*Aim of the task*.
Look through the lines of the material and count those containing "this". Give that count alone.

*Dataset records*.
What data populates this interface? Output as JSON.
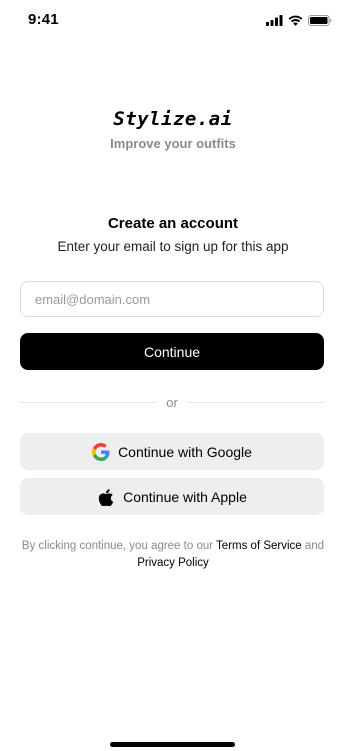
{
  "status_bar": {
    "time": "9:41"
  },
  "brand": {
    "title": "Stylize.ai",
    "tagline": "Improve your outfits"
  },
  "signup": {
    "title": "Create an account",
    "subtitle": "Enter your email to sign up for this app",
    "email_placeholder": "email@domain.com",
    "continue_label": "Continue",
    "divider_text": "or",
    "google_label": "Continue with Google",
    "apple_label": "Continue with Apple"
  },
  "legal": {
    "prefix": "By clicking continue, you agree to our ",
    "terms": "Terms of Service",
    "middle": " and ",
    "privacy": "Privacy Policy"
  },
  "icons": {
    "status": [
      "signal-icon",
      "wifi-icon",
      "battery-icon"
    ],
    "google": "google-icon",
    "apple": "apple-icon"
  },
  "colors": {
    "primary": "#000000",
    "secondary_button": "#eeeeee",
    "muted_text": "#8a8a8a"
  }
}
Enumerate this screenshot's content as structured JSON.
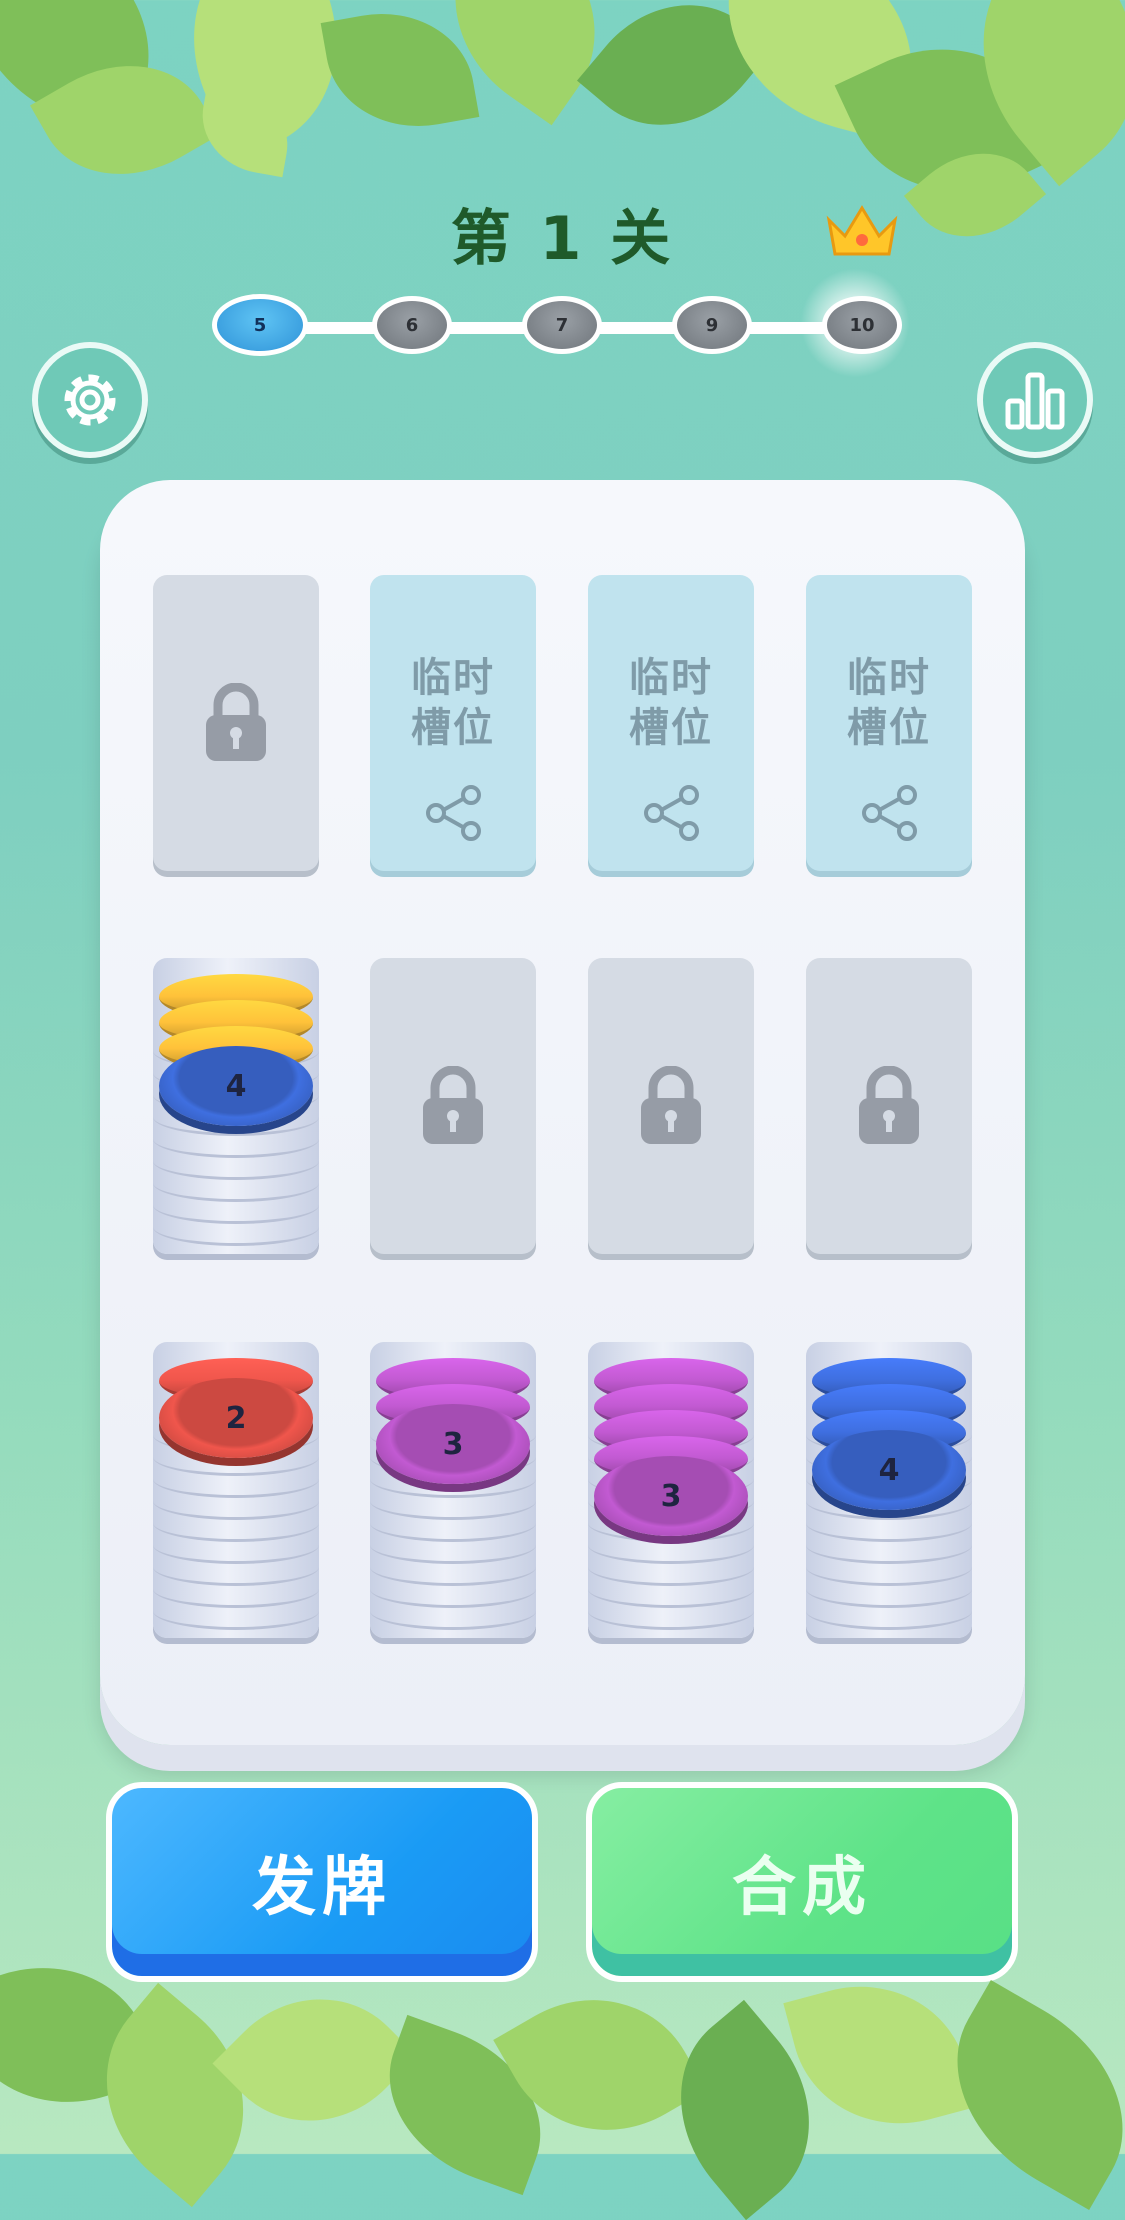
{
  "level_title": "第 1 关",
  "progress": {
    "nodes": [
      "5",
      "6",
      "7",
      "9",
      "10"
    ],
    "current_index": 0
  },
  "temp_slot": {
    "label_line1": "临时",
    "label_line2": "槽位"
  },
  "board": {
    "row1": [
      "locked",
      "temp",
      "temp",
      "temp"
    ],
    "row2": [
      {
        "type": "stack",
        "top_number": "4",
        "chips": [
          "blue",
          "yellow",
          "yellow",
          "yellow"
        ]
      },
      {
        "type": "locked"
      },
      {
        "type": "locked"
      },
      {
        "type": "locked"
      }
    ],
    "row3": [
      {
        "type": "stack",
        "top_number": "2",
        "chips": [
          "red",
          "red"
        ]
      },
      {
        "type": "stack",
        "top_number": "3",
        "chips": [
          "purple",
          "purple",
          "purple"
        ]
      },
      {
        "type": "stack",
        "top_number": "3",
        "chips": [
          "purple",
          "purple",
          "purple",
          "purple",
          "purple"
        ]
      },
      {
        "type": "stack",
        "top_number": "4",
        "chips": [
          "blue",
          "blue",
          "blue",
          "blue"
        ]
      }
    ]
  },
  "buttons": {
    "deal": "发牌",
    "merge": "合成"
  },
  "colors": {
    "blue": "#3f6fe0",
    "yellow": "#ffc23a",
    "red": "#f0564c",
    "purple": "#c25ad2"
  },
  "icons": {
    "settings": "gear-icon",
    "stats": "bar-chart-icon",
    "lock": "lock-icon",
    "share": "share-icon",
    "crown": "crown-icon"
  }
}
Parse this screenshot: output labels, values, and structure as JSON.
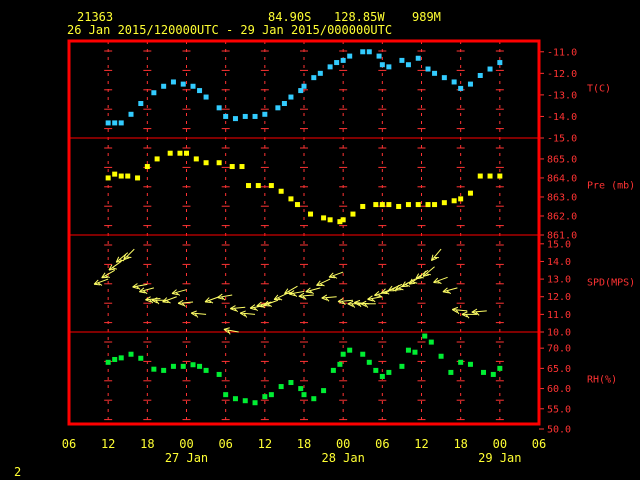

*Result below*.
4